Some records:
● ● ● ● ●

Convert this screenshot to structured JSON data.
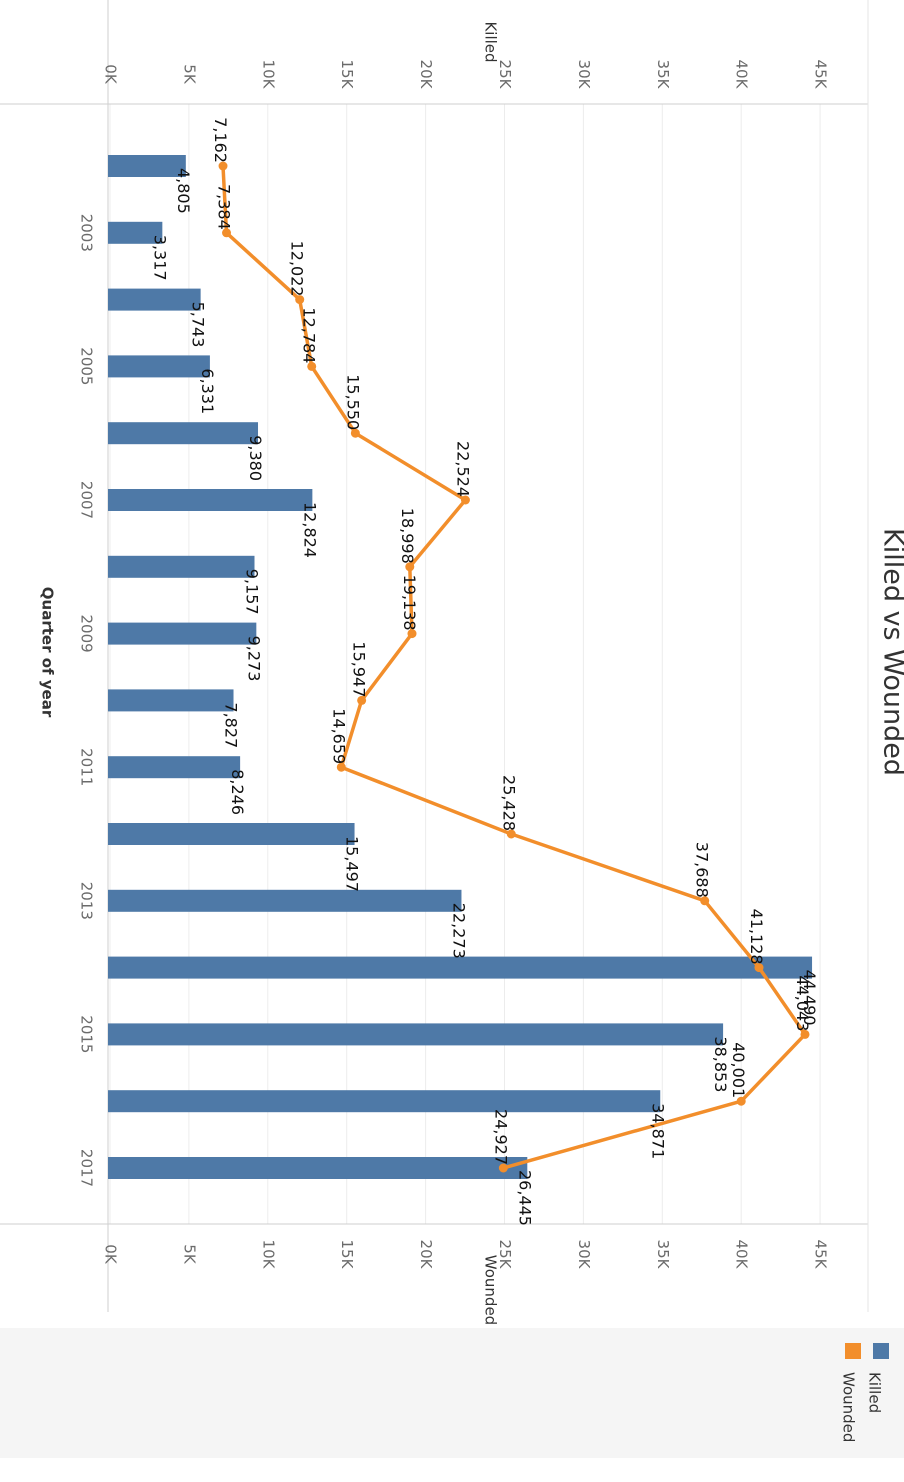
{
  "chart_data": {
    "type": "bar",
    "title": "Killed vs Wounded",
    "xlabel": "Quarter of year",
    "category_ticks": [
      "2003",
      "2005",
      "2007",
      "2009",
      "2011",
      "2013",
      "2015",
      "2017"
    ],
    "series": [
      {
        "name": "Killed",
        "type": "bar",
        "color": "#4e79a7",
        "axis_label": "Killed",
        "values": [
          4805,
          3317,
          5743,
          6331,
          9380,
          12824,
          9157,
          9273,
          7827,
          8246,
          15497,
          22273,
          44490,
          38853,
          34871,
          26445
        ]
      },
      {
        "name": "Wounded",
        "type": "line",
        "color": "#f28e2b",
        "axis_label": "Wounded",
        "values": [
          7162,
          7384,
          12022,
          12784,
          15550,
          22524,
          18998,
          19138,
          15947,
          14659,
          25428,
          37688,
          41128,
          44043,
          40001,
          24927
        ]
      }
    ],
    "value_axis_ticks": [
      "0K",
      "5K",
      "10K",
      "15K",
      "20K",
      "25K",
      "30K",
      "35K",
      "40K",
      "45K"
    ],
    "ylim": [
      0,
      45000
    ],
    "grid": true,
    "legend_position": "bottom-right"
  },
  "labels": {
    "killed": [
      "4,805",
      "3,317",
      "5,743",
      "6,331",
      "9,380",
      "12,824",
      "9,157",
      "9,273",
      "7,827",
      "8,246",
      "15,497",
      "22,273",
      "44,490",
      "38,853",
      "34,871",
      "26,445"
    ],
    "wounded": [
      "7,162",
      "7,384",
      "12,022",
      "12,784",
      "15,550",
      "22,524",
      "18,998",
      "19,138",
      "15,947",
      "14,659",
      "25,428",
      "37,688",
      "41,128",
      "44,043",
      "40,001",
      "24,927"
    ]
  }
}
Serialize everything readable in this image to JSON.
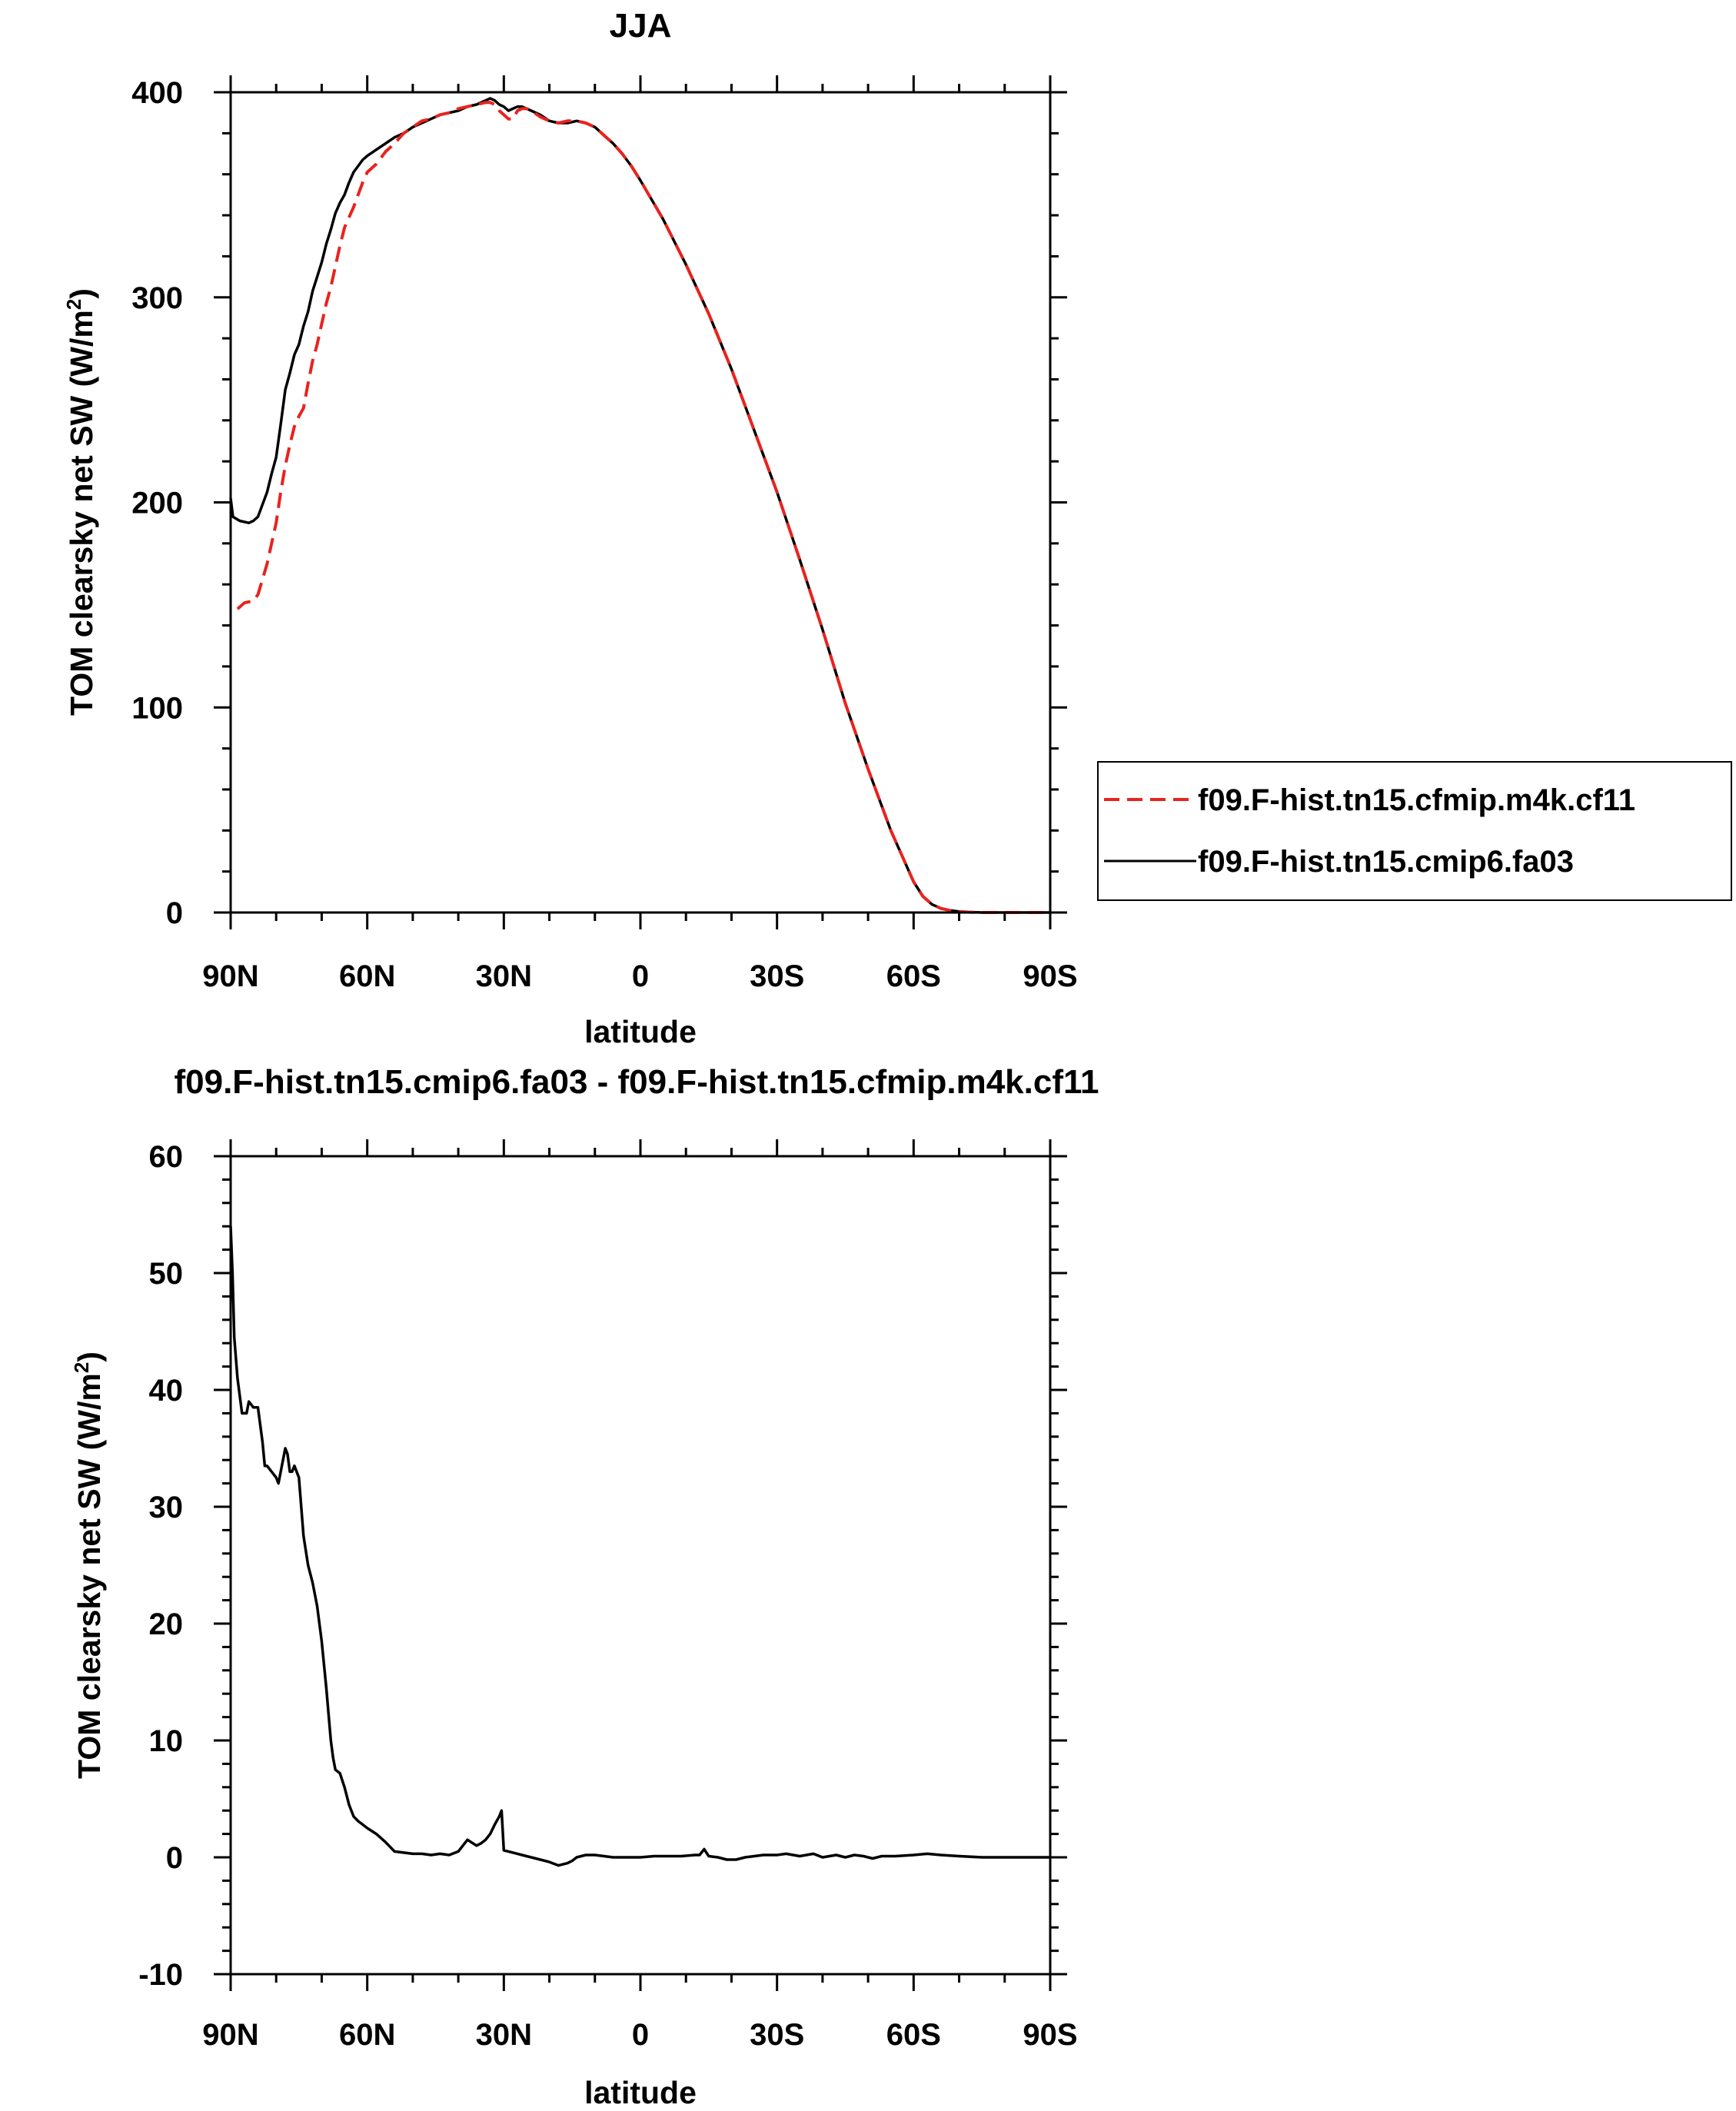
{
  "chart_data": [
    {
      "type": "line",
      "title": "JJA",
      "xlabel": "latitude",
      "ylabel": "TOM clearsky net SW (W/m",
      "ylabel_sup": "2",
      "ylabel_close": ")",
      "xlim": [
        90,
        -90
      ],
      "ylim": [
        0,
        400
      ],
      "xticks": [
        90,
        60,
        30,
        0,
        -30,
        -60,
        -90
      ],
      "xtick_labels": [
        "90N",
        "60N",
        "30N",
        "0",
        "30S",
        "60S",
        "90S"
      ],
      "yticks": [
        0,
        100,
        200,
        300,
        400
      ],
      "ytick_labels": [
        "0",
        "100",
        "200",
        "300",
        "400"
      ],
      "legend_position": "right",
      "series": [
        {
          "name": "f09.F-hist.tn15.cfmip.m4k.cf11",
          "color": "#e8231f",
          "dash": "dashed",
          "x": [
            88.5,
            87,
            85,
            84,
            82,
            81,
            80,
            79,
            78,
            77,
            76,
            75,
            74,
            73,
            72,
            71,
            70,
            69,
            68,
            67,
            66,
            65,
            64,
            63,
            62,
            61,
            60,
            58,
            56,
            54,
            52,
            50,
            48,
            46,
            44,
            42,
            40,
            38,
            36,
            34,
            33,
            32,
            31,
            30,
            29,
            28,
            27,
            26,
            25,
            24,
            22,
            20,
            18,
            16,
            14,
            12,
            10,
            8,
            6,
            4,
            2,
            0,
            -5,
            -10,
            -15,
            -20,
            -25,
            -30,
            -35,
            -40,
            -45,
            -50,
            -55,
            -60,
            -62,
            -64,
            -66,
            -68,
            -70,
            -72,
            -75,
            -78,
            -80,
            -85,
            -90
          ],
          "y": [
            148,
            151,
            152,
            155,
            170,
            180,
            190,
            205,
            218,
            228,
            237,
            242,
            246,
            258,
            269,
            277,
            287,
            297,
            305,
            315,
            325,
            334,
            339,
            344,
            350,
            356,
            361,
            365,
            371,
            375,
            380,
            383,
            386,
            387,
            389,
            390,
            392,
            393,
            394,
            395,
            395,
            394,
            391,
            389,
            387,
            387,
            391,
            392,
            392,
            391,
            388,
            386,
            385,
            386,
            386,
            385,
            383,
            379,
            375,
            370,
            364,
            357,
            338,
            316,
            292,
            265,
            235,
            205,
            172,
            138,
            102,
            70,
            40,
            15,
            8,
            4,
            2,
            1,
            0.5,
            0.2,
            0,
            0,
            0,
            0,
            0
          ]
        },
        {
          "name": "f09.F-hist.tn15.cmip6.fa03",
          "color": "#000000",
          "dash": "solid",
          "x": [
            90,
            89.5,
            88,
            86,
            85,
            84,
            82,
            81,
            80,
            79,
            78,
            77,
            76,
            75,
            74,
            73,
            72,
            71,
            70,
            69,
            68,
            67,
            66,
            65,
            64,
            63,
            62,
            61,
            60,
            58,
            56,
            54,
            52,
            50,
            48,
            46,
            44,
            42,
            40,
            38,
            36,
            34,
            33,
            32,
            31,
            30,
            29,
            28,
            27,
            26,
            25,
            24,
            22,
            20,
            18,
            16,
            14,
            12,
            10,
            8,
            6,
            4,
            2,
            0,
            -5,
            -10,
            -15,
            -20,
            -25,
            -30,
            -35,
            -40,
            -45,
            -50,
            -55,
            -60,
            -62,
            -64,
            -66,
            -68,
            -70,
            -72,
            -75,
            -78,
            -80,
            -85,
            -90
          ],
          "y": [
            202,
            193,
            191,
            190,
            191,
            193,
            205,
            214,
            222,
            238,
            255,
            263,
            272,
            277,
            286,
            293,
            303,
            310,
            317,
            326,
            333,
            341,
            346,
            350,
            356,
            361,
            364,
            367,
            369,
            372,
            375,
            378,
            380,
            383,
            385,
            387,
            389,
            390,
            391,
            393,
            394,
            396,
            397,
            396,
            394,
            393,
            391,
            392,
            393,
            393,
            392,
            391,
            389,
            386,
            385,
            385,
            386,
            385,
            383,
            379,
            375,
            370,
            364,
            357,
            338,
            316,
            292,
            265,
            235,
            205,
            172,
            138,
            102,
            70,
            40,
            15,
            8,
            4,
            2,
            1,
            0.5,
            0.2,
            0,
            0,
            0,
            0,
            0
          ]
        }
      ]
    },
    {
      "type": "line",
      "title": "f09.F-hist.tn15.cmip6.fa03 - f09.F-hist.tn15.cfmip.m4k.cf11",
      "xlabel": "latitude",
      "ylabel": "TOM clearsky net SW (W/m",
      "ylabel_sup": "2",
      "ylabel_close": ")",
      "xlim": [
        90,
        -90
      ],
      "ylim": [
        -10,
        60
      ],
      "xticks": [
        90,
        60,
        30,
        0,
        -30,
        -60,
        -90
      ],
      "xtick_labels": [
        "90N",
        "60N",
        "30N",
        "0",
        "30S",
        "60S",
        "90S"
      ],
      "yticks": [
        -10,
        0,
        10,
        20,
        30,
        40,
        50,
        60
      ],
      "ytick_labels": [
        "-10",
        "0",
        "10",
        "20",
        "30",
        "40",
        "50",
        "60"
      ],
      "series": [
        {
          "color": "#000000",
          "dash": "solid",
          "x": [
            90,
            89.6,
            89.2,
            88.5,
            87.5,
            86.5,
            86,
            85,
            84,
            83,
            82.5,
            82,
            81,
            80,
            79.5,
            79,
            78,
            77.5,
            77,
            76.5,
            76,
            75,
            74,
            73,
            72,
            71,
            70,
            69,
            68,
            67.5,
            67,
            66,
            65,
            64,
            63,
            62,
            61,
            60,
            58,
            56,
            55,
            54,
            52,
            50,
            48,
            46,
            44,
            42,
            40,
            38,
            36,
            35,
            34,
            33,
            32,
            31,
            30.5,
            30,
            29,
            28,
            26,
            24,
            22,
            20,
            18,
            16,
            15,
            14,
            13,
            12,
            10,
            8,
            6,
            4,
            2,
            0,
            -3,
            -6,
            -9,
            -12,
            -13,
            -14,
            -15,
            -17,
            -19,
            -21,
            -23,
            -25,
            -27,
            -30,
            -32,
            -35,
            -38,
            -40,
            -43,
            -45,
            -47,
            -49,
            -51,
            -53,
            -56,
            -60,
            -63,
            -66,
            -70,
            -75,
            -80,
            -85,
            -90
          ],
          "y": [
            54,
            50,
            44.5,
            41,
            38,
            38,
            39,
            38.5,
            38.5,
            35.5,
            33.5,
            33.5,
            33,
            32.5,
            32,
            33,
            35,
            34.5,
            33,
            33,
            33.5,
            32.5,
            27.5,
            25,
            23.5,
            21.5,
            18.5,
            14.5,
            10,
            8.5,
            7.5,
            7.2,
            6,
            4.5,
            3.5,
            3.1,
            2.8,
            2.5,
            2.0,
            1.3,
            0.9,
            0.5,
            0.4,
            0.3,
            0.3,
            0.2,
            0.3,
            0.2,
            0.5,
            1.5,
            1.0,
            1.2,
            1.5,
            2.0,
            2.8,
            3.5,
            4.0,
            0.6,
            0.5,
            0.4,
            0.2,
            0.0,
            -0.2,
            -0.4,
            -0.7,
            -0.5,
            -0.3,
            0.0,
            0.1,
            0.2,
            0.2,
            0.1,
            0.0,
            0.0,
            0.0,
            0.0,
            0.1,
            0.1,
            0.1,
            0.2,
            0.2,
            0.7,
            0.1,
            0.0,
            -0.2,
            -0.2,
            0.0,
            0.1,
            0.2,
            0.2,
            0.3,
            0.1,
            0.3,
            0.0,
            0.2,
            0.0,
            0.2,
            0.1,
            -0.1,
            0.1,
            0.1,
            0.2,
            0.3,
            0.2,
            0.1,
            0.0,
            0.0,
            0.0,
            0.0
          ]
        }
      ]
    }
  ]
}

● ● ● ● ●

| What to produce |
Identify the lines that hold the word "color". Copy every one of them.

| Task response |
        "color": "#4e79a7",
        "color": "#f28e2b",
          "color": "#e8231f",
          "color": "#000000",
          "color": "#000000",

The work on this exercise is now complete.